— Begin Data for processing —
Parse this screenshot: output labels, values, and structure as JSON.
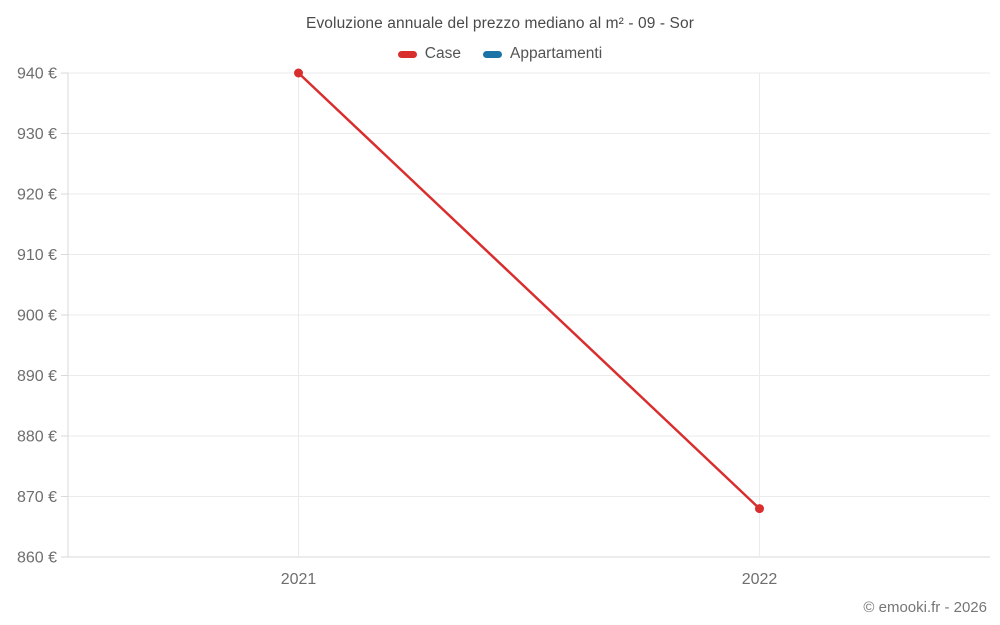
{
  "chart_data": {
    "type": "line",
    "title": "Evoluzione annuale del prezzo mediano al m² - 09 - Sor",
    "categories": [
      "2021",
      "2022"
    ],
    "series": [
      {
        "name": "Case",
        "color": "#d92e2e",
        "values": [
          940,
          868
        ]
      },
      {
        "name": "Appartamenti",
        "color": "#1c73a5",
        "values": [
          null,
          null
        ]
      }
    ],
    "ylim": [
      860,
      940
    ],
    "ytick_step": 10,
    "ytick_suffix": " €",
    "grid": true,
    "legend_position": "top",
    "xlabel": "",
    "ylabel": ""
  },
  "footer": {
    "credit": "© emooki.fr - 2026"
  }
}
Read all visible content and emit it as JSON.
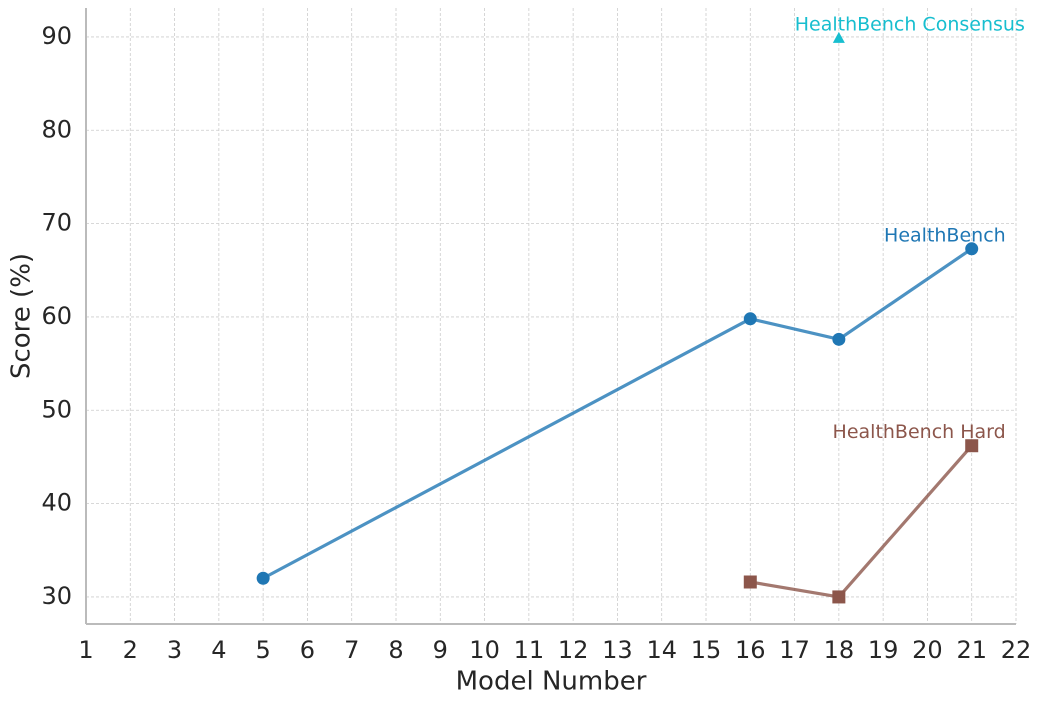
{
  "chart_data": {
    "type": "line",
    "x_label": "Model Number",
    "y_label": "Score (%)",
    "xlim": [
      1,
      22
    ],
    "ylim": [
      27.1,
      93.1
    ],
    "xticks": [
      1,
      2,
      3,
      4,
      5,
      6,
      7,
      8,
      9,
      10,
      11,
      12,
      13,
      14,
      15,
      16,
      17,
      18,
      19,
      20,
      21,
      22
    ],
    "yticks": [
      30,
      40,
      50,
      60,
      70,
      80,
      90
    ],
    "grid": true,
    "series": [
      {
        "name": "HealthBench",
        "color": "#1f77b4",
        "marker": "circle",
        "x": [
          5,
          16,
          18,
          21
        ],
        "values": [
          32,
          59.8,
          57.6,
          67.3
        ]
      },
      {
        "name": "HealthBench Hard",
        "color": "#8c564b",
        "marker": "square",
        "x": [
          16,
          18,
          21
        ],
        "values": [
          31.6,
          30,
          46.2
        ]
      },
      {
        "name": "HealthBench Consensus",
        "color": "#17becf",
        "marker": "triangle",
        "x": [
          18
        ],
        "values": [
          89.9
        ]
      }
    ]
  }
}
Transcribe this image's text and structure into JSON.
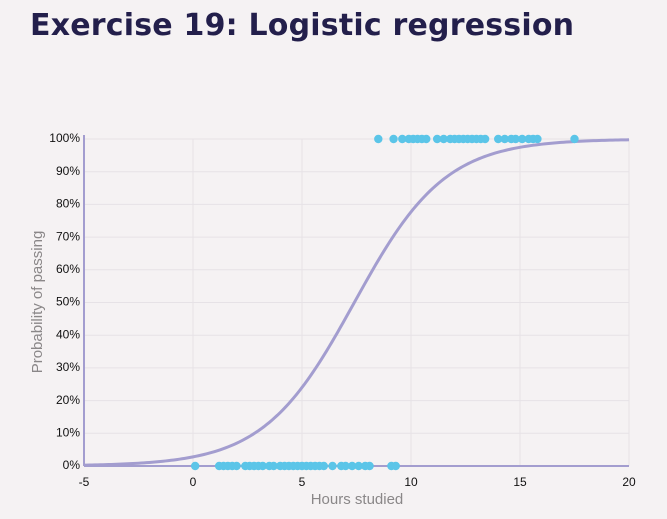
{
  "title": "Exercise 19: Logistic regression",
  "colors": {
    "background": "#f5f2f3",
    "title": "#231f4b",
    "curve": "#a39dcf",
    "points": "#5bc5e8",
    "axis": "#a39dcf",
    "grid": "#e6e2e6",
    "tick_text": "#111111",
    "axis_label": "#8a8788"
  },
  "chart_data": {
    "type": "scatter",
    "title": "Exercise 19: Logistic regression",
    "xlabel": "Hours studied",
    "ylabel": "Probability of passing",
    "xlim": [
      -5,
      20
    ],
    "ylim": [
      0,
      1
    ],
    "xticks": [
      -5,
      0,
      5,
      10,
      15,
      20
    ],
    "yticks": [
      0,
      0.1,
      0.2,
      0.3,
      0.4,
      0.5,
      0.6,
      0.7,
      0.8,
      0.9,
      1.0
    ],
    "ytick_labels": [
      "0%",
      "10%",
      "20%",
      "30%",
      "40%",
      "50%",
      "60%",
      "70%",
      "80%",
      "90%",
      "100%"
    ],
    "grid": true,
    "series": [
      {
        "type": "scatter",
        "x": [
          0.1,
          1.2,
          1.4,
          1.6,
          1.8,
          2.0,
          2.4,
          2.6,
          2.8,
          3.0,
          3.2,
          3.5,
          3.7,
          4.0,
          4.2,
          4.4,
          4.6,
          4.8,
          5.0,
          5.2,
          5.4,
          5.6,
          5.8,
          6.0,
          6.4,
          6.8,
          7.0,
          7.3,
          7.6,
          7.9,
          8.1,
          9.1,
          9.3
        ],
        "y": [
          0,
          0,
          0,
          0,
          0,
          0,
          0,
          0,
          0,
          0,
          0,
          0,
          0,
          0,
          0,
          0,
          0,
          0,
          0,
          0,
          0,
          0,
          0,
          0,
          0,
          0,
          0,
          0,
          0,
          0,
          0,
          0,
          0
        ]
      },
      {
        "type": "scatter",
        "x": [
          8.5,
          9.2,
          9.6,
          9.9,
          10.1,
          10.3,
          10.5,
          10.7,
          11.2,
          11.5,
          11.8,
          12.0,
          12.2,
          12.4,
          12.6,
          12.8,
          13.0,
          13.2,
          13.4,
          14.0,
          14.3,
          14.6,
          14.8,
          15.1,
          15.4,
          15.6,
          15.8,
          17.5
        ],
        "y": [
          1,
          1,
          1,
          1,
          1,
          1,
          1,
          1,
          1,
          1,
          1,
          1,
          1,
          1,
          1,
          1,
          1,
          1,
          1,
          1,
          1,
          1,
          1,
          1,
          1,
          1,
          1,
          1
        ]
      },
      {
        "type": "line",
        "function": "logistic",
        "midpoint": 7.4,
        "slope": 0.48,
        "x_range": [
          -5,
          20
        ]
      }
    ]
  }
}
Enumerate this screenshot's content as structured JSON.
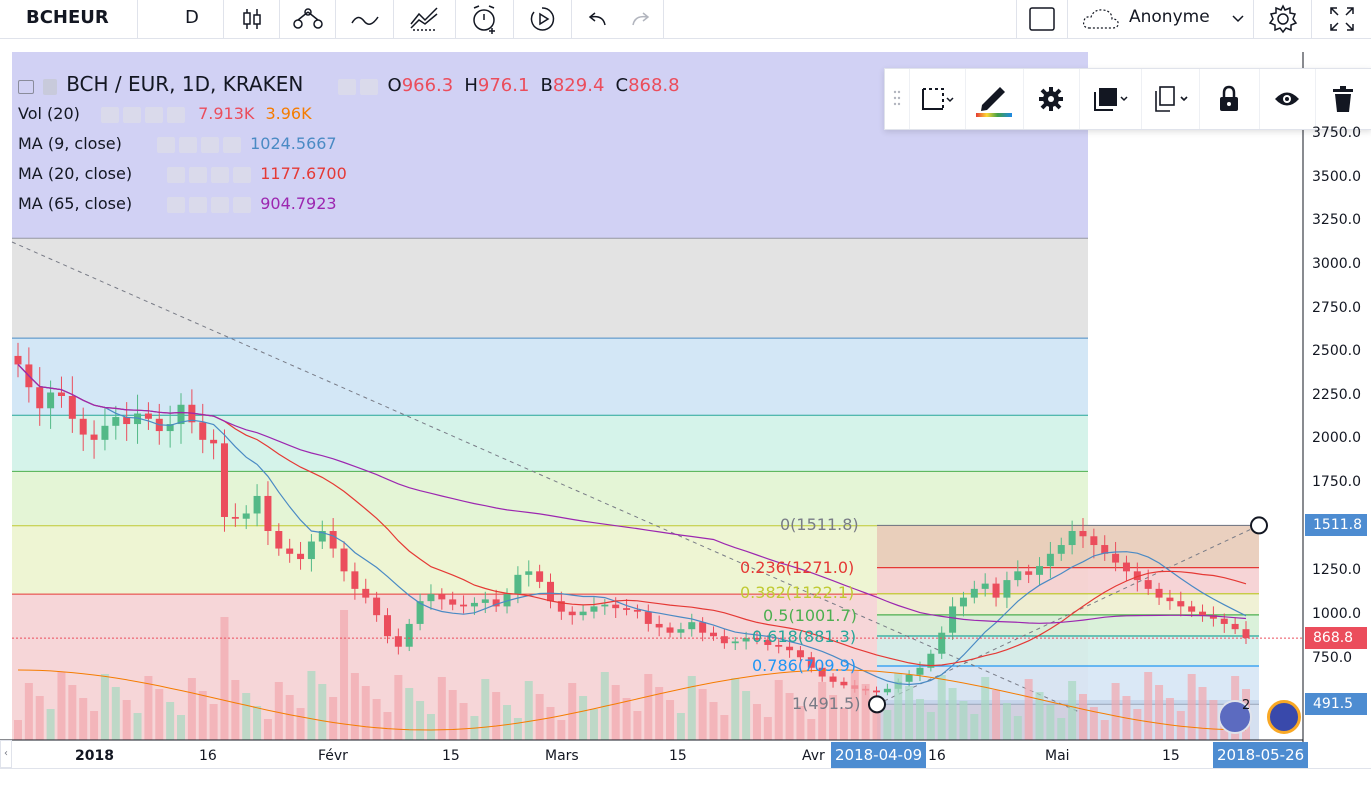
— End Data for processing —
#### Given request
Give an exact copy of the material, leaving out every picture.

#### Correct answer
Parse this screenshot: output labels, values, and structure as JSON.
{
  "chart_data": {
    "type": "line",
    "title": "Evoluzione annuale del prezzo mediano al m² - 09 - Sor",
    "categories": [
      "2021",
      "2022"
    ],
    "series": [
      {
        "name": "Case",
        "color": "#d92e2e",
        "values": [
          940,
          868
        ]
      },
      {
        "name": "Appartamenti",
        "color": "#1c73a5",
        "values": [
          null,
          null
        ]
      }
    ],
    "ylim": [
      860,
      940
    ],
    "ytick_step": 10,
    "ytick_suffix": " €",
    "grid": true,
    "legend_position": "top",
    "xlabel": "",
    "ylabel": ""
  },
  "footer": {
    "credit": "© emooki.fr - 2026"
  }
}
Read all visible content and emit it as JSON.
{
  "chart_data": {
    "type": "line",
    "x_label": "Model Number",
    "y_label": "Score (%)",
    "xlim": [
      1,
      22
    ],
    "ylim": [
      27.1,
      93.1
    ],
    "xticks": [
      1,
      2,
      3,
      4,
      5,
      6,
      7,
      8,
      9,
      10,
      11,
      12,
      13,
      14,
      15,
      16,
      17,
      18,
      19,
      20,
      21,
      22
    ],
    "yticks": [
      30,
      40,
      50,
      60,
      70,
      80,
      90
    ],
    "grid": true,
    "series": [
      {
        "name": "HealthBench",
        "color": "#1f77b4",
        "marker": "circle",
        "x": [
          5,
          16,
          18,
          21
        ],
        "values": [
          32,
          59.8,
          57.6,
          67.3
        ]
      },
      {
        "name": "HealthBench Hard",
        "color": "#8c564b",
        "marker": "square",
        "x": [
          16,
          18,
          21
        ],
        "values": [
          31.6,
          30,
          46.2
        ]
      },
      {
        "name": "HealthBench Consensus",
        "color": "#17becf",
        "marker": "triangle",
        "x": [
          18
        ],
        "values": [
          89.9
        ]
      }
    ]
  }
}
Transcribe this image's text and structure into JSON.
{
  "title": "Exercise 19: Logistic regression",
  "colors": {
    "background": "#f5f2f3",
    "title": "#231f4b",
    "curve": "#a39dcf",
    "points": "#5bc5e8",
    "axis": "#a39dcf",
    "grid": "#e6e2e6",
    "tick_text": "#111111",
    "axis_label": "#8a8788"
  },
  "chart_data": {
    "type": "scatter",
    "title": "Exercise 19: Logistic regression",
    "xlabel": "Hours studied",
    "ylabel": "Probability of passing",
    "xlim": [
      -5,
      20
    ],
    "ylim": [
      0,
      1
    ],
    "xticks": [
      -5,
      0,
      5,
      10,
      15,
      20
    ],
    "yticks": [
      0,
      0.1,
      0.2,
      0.3,
      0.4,
      0.5,
      0.6,
      0.7,
      0.8,
      0.9,
      1.0
    ],
    "ytick_labels": [
      "0%",
      "10%",
      "20%",
      "30%",
      "40%",
      "50%",
      "60%",
      "70%",
      "80%",
      "90%",
      "100%"
    ],
    "grid": true,
    "series": [
      {
        "type": "scatter",
        "x": [
          0.1,
          1.2,
          1.4,
          1.6,
          1.8,
          2.0,
          2.4,
          2.6,
          2.8,
          3.0,
          3.2,
          3.5,
          3.7,
          4.0,
          4.2,
          4.4,
          4.6,
          4.8,
          5.0,
          5.2,
          5.4,
          5.6,
          5.8,
          6.0,
          6.4,
          6.8,
          7.0,
          7.3,
          7.6,
          7.9,
          8.1,
          9.1,
          9.3
        ],
        "y": [
          0,
          0,
          0,
          0,
          0,
          0,
          0,
          0,
          0,
          0,
          0,
          0,
          0,
          0,
          0,
          0,
          0,
          0,
          0,
          0,
          0,
          0,
          0,
          0,
          0,
          0,
          0,
          0,
          0,
          0,
          0,
          0,
          0
        ]
      },
      {
        "type": "scatter",
        "x": [
          8.5,
          9.2,
          9.6,
          9.9,
          10.1,
          10.3,
          10.5,
          10.7,
          11.2,
          11.5,
          11.8,
          12.0,
          12.2,
          12.4,
          12.6,
          12.8,
          13.0,
          13.2,
          13.4,
          14.0,
          14.3,
          14.6,
          14.8,
          15.1,
          15.4,
          15.6,
          15.8,
          17.5
        ],
        "y": [
          1,
          1,
          1,
          1,
          1,
          1,
          1,
          1,
          1,
          1,
          1,
          1,
          1,
          1,
          1,
          1,
          1,
          1,
          1,
          1,
          1,
          1,
          1,
          1,
          1,
          1,
          1,
          1
        ]
      },
      {
        "type": "line",
        "function": "logistic",
        "midpoint": 7.4,
        "slope": 0.48,
        "x_range": [
          -5,
          20
        ]
      }
    ]
  }
}
Enumerate this screenshot's content as structured JSON.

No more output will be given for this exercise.